What to produce →
The data must be written out once more, precisely as given.

** start Dataset entries **

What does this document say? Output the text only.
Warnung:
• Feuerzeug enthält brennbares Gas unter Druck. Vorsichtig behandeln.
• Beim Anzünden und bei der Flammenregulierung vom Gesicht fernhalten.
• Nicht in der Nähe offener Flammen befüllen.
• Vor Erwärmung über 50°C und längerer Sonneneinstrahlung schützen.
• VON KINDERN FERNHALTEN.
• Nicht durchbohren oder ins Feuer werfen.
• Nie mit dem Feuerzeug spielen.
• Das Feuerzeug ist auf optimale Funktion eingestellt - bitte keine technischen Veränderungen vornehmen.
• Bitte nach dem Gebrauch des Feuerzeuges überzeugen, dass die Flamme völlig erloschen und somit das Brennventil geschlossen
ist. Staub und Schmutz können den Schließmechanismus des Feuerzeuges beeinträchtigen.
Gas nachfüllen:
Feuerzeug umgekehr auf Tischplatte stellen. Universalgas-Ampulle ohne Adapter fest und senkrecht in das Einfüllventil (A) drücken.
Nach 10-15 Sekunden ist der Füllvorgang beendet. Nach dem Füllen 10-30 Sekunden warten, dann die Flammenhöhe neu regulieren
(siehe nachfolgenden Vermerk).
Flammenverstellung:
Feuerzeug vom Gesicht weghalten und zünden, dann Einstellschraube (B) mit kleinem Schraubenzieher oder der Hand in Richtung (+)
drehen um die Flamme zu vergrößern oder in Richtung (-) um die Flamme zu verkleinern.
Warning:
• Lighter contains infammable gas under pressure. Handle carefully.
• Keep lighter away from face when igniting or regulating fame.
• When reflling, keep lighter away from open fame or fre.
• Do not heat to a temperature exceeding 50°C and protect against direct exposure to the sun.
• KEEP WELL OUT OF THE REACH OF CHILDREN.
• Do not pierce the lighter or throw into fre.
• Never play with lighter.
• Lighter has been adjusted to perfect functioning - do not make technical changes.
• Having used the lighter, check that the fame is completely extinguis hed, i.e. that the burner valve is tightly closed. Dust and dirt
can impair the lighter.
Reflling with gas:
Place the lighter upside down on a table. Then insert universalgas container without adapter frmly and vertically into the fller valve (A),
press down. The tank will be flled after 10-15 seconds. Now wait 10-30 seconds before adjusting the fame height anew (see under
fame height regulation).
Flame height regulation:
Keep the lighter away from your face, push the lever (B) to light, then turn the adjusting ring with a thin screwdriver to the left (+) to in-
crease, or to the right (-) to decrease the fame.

** end Dataset entries **

Solved exercise →
What does this document say? Output the text only.
Warnung:
• Feuerzeug enthält brennbares Gas unter Druck. Vorsichtig behandeln.
• Beim Anzünden und bei der Flammenregulierung vom Gesicht fernhalten.
• Nicht in der Nähe offener Flammen befüllen.
• Vor Erwärmung über 50°C und längerer Sonneneinstrahlung schützen.
• VON KINDERN FERNHALTEN.
• Nicht durchbohren oder ins Feuer werfen.
• Nie mit dem Feuerzeug spielen.
• Das Feuerzeug ist auf optimale Funktion eingestellt - bitte keine technischen Veränderungen vornehmen.
• Bitte nach dem Gebrauch des Feuerzeuges überzeugen, dass die Flamme völlig erloschen und somit das Brennventil geschlossen
ist. Staub und Schmutz können den Schließmechanismus des Feuerzeuges beeinträchtigen.
Gas nachfüllen:
Feuerzeug umgekehr auf Tischplatte stellen. Universalgas-Ampulle ohne Adapter fest und senkrecht in das Einfüllventil (A) drücken.
Nach 10-15 Sekunden ist der Füllvorgang beendet. Nach dem Füllen 10-30 Sekunden warten, dann die Flammenhöhe neu regulieren
(siehe nachfolgenden Vermerk).
Flammenverstellung:
Feuerzeug vom Gesicht weghalten und zünden, dann Einstellschraube (B) mit kleinem Schraubenzieher oder der Hand in Richtung (+)
drehen um die Flamme zu vergrößern oder in Richtung (-) um die Flamme zu verkleinern.
Warning:
• Lighter contains infammable gas under pressure. Handle carefully.
• Keep lighter away from face when igniting or regulating fame.
• When reflling, keep lighter away from open fame or fre.
• Do not heat to a temperature exceeding 50°C and protect against direct exposure to the sun.
• KEEP WELL OUT OF THE REACH OF CHILDREN.
• Do not pierce the lighter or throw into fre.
• Never play with lighter.
• Lighter has been adjusted to perfect functioning - do not make technical changes.
• Having used the lighter, check that the fame is completely extinguis hed, i.e. that the burner valve is tightly closed. Dust and dirt
can impair the lighter.
Reflling with gas:
Place the lighter upside down on a table. Then insert universalgas container without adapter frmly and vertically into the fller valve (A),
press down. The tank will be flled after 10-15 seconds. Now wait 10-30 seconds before adjusting the fame height anew (see under
fame height regulation).
Flame height regulation:
Keep the lighter away from your face, push the lever (B) to light, then turn the adjusting ring with a thin screwdriver to the left (+) to in-
crease, or to the right (-) to decrease the fame.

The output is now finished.